*Data section:*
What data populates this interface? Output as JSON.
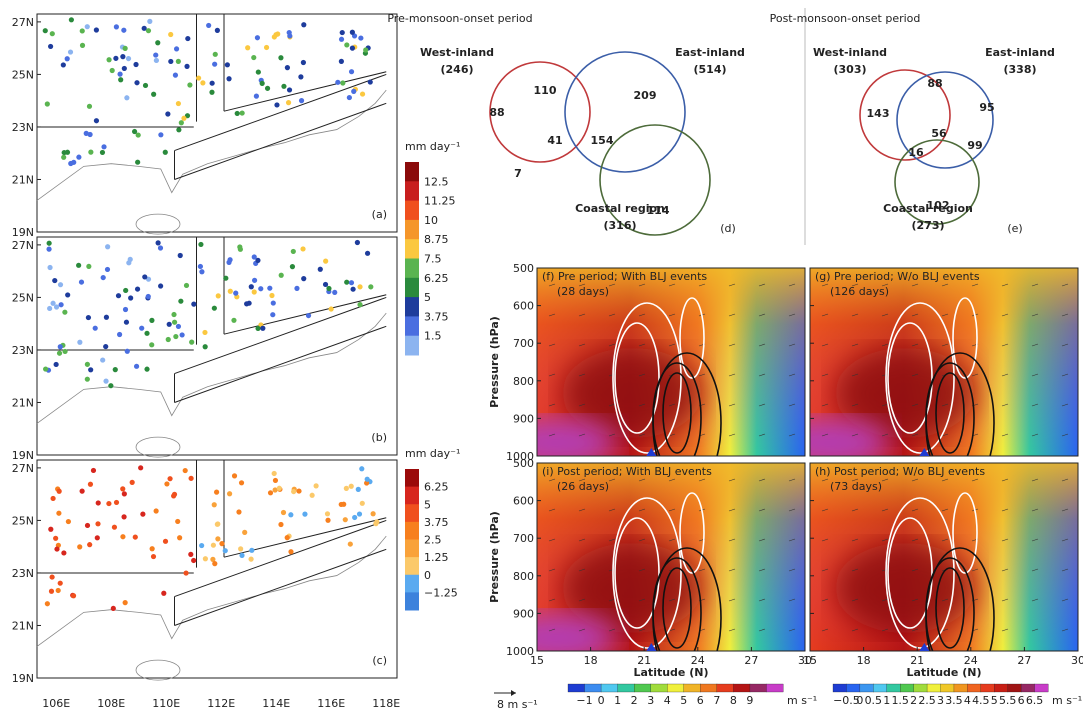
{
  "maps": {
    "lat_labels": [
      "27N",
      "25N",
      "23N",
      "21N",
      "19N"
    ],
    "lon_labels": [
      "106E",
      "108E",
      "110E",
      "112E",
      "114E",
      "116E",
      "118E"
    ],
    "panels": [
      {
        "label": "(a)"
      },
      {
        "label": "(b)"
      },
      {
        "label": "(c)"
      }
    ],
    "colorbars": [
      {
        "unit": "mm day⁻¹",
        "labels": [
          "12.5",
          "11.25",
          "10",
          "8.75",
          "7.5",
          "6.25",
          "5",
          "3.75",
          "1.5"
        ],
        "colors": [
          "#8b0a0a",
          "#c81e1e",
          "#f0501e",
          "#f5962a",
          "#fbc840",
          "#5ab450",
          "#2a8a3c",
          "#1e3c9c",
          "#4a6ee0",
          "#8cb4f0"
        ]
      },
      {
        "unit": "mm day⁻¹",
        "labels": [
          "6.25",
          "5",
          "3.75",
          "2.5",
          "1.25",
          "0",
          "−1.25"
        ],
        "colors": [
          "#9b0a0a",
          "#d7261e",
          "#f0501e",
          "#f77f1e",
          "#f9a23a",
          "#fbc96a",
          "#5aaaf0",
          "#3c82dc"
        ]
      }
    ]
  },
  "venns": [
    {
      "title": "Pre-monsoon-onset period",
      "label": "(d)",
      "west": "West-inland",
      "west_n": "(246)",
      "east": "East-inland",
      "east_n": "(514)",
      "coast": "Coastal region",
      "coast_n": "(316)",
      "regions": [
        "88",
        "110",
        "209",
        "41",
        "7",
        "154",
        "114"
      ]
    },
    {
      "title": "Post-monsoon-onset period",
      "label": "(e)",
      "west": "West-inland",
      "west_n": "(303)",
      "east": "East-inland",
      "east_n": "(338)",
      "coast": "Coastal region",
      "coast_n": "(273)",
      "regions": [
        "143",
        "88",
        "95",
        "56",
        "16",
        "99",
        "102"
      ]
    }
  ],
  "sections": {
    "ylabel": "Pressure (hPa)",
    "xlabel": "Latitude (N)",
    "ylim": [
      500,
      1000
    ],
    "yticks": [
      500,
      600,
      700,
      800,
      900,
      1000
    ],
    "xlim": [
      15,
      30
    ],
    "xticks": [
      15,
      18,
      21,
      24,
      27,
      30
    ],
    "panels": [
      {
        "title": "(f) Pre period; With BLJ events",
        "days": "(28 days)"
      },
      {
        "title": "(g) Pre period; W/o BLJ events",
        "days": "(126 days)"
      },
      {
        "title": "(i) Post period; With BLJ events",
        "days": "(26 days)"
      },
      {
        "title": "(h) Post period; W/o BLJ events",
        "days": "(73 days)"
      }
    ],
    "vector_label": "8 m s⁻¹",
    "colorbars": [
      {
        "labels": [
          "−1",
          "0",
          "1",
          "2",
          "3",
          "4",
          "5",
          "6",
          "7",
          "8",
          "9"
        ],
        "unit": "m s⁻¹",
        "colors": [
          "#1e3cd2",
          "#3c8cf0",
          "#50c8f0",
          "#32c8a0",
          "#50c850",
          "#a0dc3c",
          "#f0f03c",
          "#f0b428",
          "#f07820",
          "#e63c1e",
          "#b41414",
          "#962864",
          "#c83cc8"
        ]
      },
      {
        "labels": [
          "−0.5",
          "0",
          "0.5",
          "1",
          "1.5",
          "2",
          "2.5",
          "3",
          "3.5",
          "4",
          "4.5",
          "5",
          "5.5",
          "6",
          "6.5"
        ],
        "unit": "m s⁻¹",
        "colors": [
          "#1e3cd2",
          "#2864f0",
          "#3c96f0",
          "#50c8f0",
          "#32c8a0",
          "#50c850",
          "#a0dc3c",
          "#f0f03c",
          "#f0c828",
          "#f09620",
          "#f06420",
          "#e63c1e",
          "#c81e14",
          "#a01414",
          "#962864",
          "#c83cc8"
        ]
      }
    ]
  }
}
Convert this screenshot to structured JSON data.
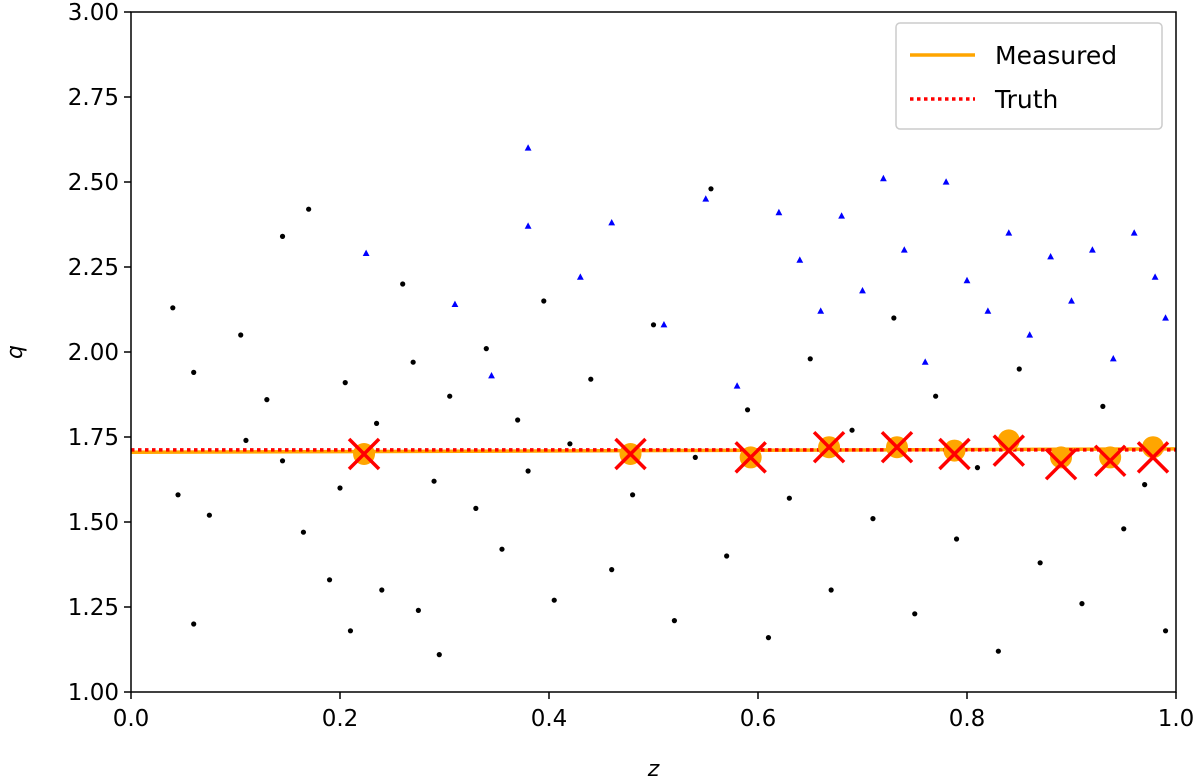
{
  "chart_data": {
    "type": "scatter",
    "xlabel": "z",
    "ylabel": "q",
    "xlim": [
      0.0,
      1.0
    ],
    "ylim": [
      1.0,
      3.0
    ],
    "xticks": [
      "0.0",
      "0.2",
      "0.4",
      "0.6",
      "0.8",
      "1.0"
    ],
    "yticks": [
      "1.00",
      "1.25",
      "1.50",
      "1.75",
      "2.00",
      "2.25",
      "2.50",
      "2.75",
      "3.00"
    ],
    "grid": false,
    "legend_position": "top-right",
    "series": [
      {
        "name": "Measured",
        "kind": "line",
        "color": "#ffa500",
        "x": [
          0.0,
          1.0
        ],
        "y": [
          1.705,
          1.715
        ]
      },
      {
        "name": "Truth",
        "kind": "dotted-line",
        "color": "#ff0000",
        "x": [
          0.0,
          1.0
        ],
        "y": [
          1.712,
          1.712
        ]
      },
      {
        "kind": "points",
        "marker": "circle",
        "color": "#000000",
        "x": [
          0.04,
          0.045,
          0.06,
          0.06,
          0.075,
          0.105,
          0.11,
          0.13,
          0.145,
          0.145,
          0.165,
          0.17,
          0.19,
          0.2,
          0.205,
          0.21,
          0.235,
          0.24,
          0.26,
          0.27,
          0.275,
          0.29,
          0.295,
          0.305,
          0.33,
          0.34,
          0.355,
          0.37,
          0.38,
          0.395,
          0.405,
          0.42,
          0.44,
          0.46,
          0.48,
          0.5,
          0.52,
          0.54,
          0.555,
          0.57,
          0.59,
          0.61,
          0.63,
          0.65,
          0.67,
          0.69,
          0.71,
          0.73,
          0.75,
          0.77,
          0.79,
          0.81,
          0.83,
          0.85,
          0.87,
          0.89,
          0.91,
          0.93,
          0.95,
          0.97,
          0.99
        ],
        "y": [
          2.13,
          1.58,
          1.94,
          1.2,
          1.52,
          2.05,
          1.74,
          1.86,
          1.68,
          2.34,
          1.47,
          2.42,
          1.33,
          1.6,
          1.91,
          1.18,
          1.79,
          1.3,
          2.2,
          1.97,
          1.24,
          1.62,
          1.11,
          1.87,
          1.54,
          2.01,
          1.42,
          1.8,
          1.65,
          2.15,
          1.27,
          1.73,
          1.92,
          1.36,
          1.58,
          2.08,
          1.21,
          1.69,
          2.48,
          1.4,
          1.83,
          1.16,
          1.57,
          1.98,
          1.3,
          1.77,
          1.51,
          2.1,
          1.23,
          1.87,
          1.45,
          1.66,
          1.12,
          1.95,
          1.38,
          1.71,
          1.26,
          1.84,
          1.48,
          1.61,
          1.18
        ]
      },
      {
        "kind": "points",
        "marker": "triangle",
        "color": "#0000ff",
        "x": [
          0.225,
          0.31,
          0.345,
          0.38,
          0.38,
          0.43,
          0.46,
          0.51,
          0.55,
          0.58,
          0.62,
          0.64,
          0.66,
          0.68,
          0.7,
          0.72,
          0.74,
          0.76,
          0.78,
          0.8,
          0.82,
          0.84,
          0.86,
          0.88,
          0.9,
          0.92,
          0.94,
          0.96,
          0.98,
          0.99
        ],
        "y": [
          2.29,
          2.14,
          1.93,
          2.6,
          2.37,
          2.22,
          2.38,
          2.08,
          2.45,
          1.9,
          2.41,
          2.27,
          2.12,
          2.4,
          2.18,
          2.51,
          2.3,
          1.97,
          2.5,
          2.21,
          2.12,
          2.35,
          2.05,
          2.28,
          2.15,
          2.3,
          1.98,
          2.35,
          2.22,
          2.1
        ]
      },
      {
        "kind": "markers",
        "marker": "x",
        "color": "#ff0000",
        "x": [
          0.223,
          0.478,
          0.593,
          0.668,
          0.733,
          0.788,
          0.84,
          0.89,
          0.937,
          0.978
        ],
        "y": [
          1.7,
          1.7,
          1.69,
          1.72,
          1.72,
          1.7,
          1.71,
          1.67,
          1.68,
          1.69
        ]
      },
      {
        "kind": "markers",
        "marker": "circle",
        "color": "#ffa500",
        "x": [
          0.223,
          0.478,
          0.593,
          0.668,
          0.733,
          0.788,
          0.84,
          0.89,
          0.937,
          0.978
        ],
        "y": [
          1.7,
          1.7,
          1.69,
          1.72,
          1.72,
          1.71,
          1.74,
          1.69,
          1.69,
          1.72
        ]
      }
    ]
  }
}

*What is being asked:* All lines that include "JSON" are to be gathered and copied.

*The completed task:*
What data populates this interface? Output as JSON.
Convert this screenshot to structured JSON data.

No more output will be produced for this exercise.